(Figure record listings)
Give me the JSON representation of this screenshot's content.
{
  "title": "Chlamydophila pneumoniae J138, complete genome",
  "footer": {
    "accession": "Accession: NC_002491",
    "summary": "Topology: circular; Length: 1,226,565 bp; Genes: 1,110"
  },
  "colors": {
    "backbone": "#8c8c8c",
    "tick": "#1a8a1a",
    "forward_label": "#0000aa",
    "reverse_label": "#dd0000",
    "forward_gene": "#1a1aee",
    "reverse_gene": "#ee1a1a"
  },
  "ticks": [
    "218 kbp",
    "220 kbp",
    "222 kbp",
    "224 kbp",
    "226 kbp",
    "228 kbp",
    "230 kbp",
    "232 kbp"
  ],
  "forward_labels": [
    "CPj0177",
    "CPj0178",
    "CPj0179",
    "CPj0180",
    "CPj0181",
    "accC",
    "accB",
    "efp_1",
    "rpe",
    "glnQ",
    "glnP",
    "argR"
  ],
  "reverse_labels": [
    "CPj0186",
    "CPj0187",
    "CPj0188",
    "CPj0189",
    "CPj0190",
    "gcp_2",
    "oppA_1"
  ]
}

# Task description
Write the records out once more. Change nothing.

# Answer space
Give me the JSON representation of this screenshot's content.
{
  "title": "Chlamydophila pneumoniae J138, complete genome",
  "footer": {
    "accession": "Accession: NC_002491",
    "summary": "Topology: circular; Length: 1,226,565 bp; Genes: 1,110"
  },
  "colors": {
    "backbone": "#8c8c8c",
    "tick": "#1a8a1a",
    "forward_label": "#0000aa",
    "reverse_label": "#dd0000",
    "forward_gene": "#1a1aee",
    "reverse_gene": "#ee1a1a"
  },
  "ticks": [
    "218 kbp",
    "220 kbp",
    "222 kbp",
    "224 kbp",
    "226 kbp",
    "228 kbp",
    "230 kbp",
    "232 kbp"
  ],
  "forward_labels": [
    "CPj0177",
    "CPj0178",
    "CPj0179",
    "CPj0180",
    "CPj0181",
    "accC",
    "accB",
    "efp_1",
    "rpe",
    "glnQ",
    "glnP",
    "argR"
  ],
  "reverse_labels": [
    "CPj0186",
    "CPj0187",
    "CPj0188",
    "CPj0189",
    "CPj0190",
    "gcp_2",
    "oppA_1"
  ]
}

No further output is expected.